_SET TASK_.
In the entries below, find the lines that contain the word "post" and copy them.
++++++++++
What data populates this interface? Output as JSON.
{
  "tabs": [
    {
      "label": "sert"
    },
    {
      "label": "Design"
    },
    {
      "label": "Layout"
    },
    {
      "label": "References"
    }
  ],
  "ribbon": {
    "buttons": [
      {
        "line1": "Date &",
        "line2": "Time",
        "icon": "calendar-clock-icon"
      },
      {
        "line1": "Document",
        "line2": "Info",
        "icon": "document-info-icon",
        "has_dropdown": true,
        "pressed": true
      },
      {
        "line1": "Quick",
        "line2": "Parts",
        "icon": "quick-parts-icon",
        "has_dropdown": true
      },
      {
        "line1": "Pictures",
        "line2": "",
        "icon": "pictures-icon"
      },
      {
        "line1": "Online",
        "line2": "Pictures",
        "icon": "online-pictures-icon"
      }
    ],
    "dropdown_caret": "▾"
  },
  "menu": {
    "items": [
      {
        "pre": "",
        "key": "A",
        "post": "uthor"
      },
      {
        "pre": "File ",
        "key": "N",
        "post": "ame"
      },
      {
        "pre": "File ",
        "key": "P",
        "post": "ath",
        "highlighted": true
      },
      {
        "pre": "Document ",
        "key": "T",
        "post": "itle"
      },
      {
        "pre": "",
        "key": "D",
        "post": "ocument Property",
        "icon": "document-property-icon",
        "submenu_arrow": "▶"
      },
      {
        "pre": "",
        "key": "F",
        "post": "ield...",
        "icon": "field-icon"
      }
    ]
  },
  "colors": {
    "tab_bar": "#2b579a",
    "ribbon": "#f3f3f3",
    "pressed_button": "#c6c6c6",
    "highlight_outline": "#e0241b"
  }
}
++++++++++
_COMPLETED TASK_.
        "post": "uthor"
        "post": "ame"
        "post": "ath",
        "post": "itle"
        "post": "ocument Property",
        "post": "ield...",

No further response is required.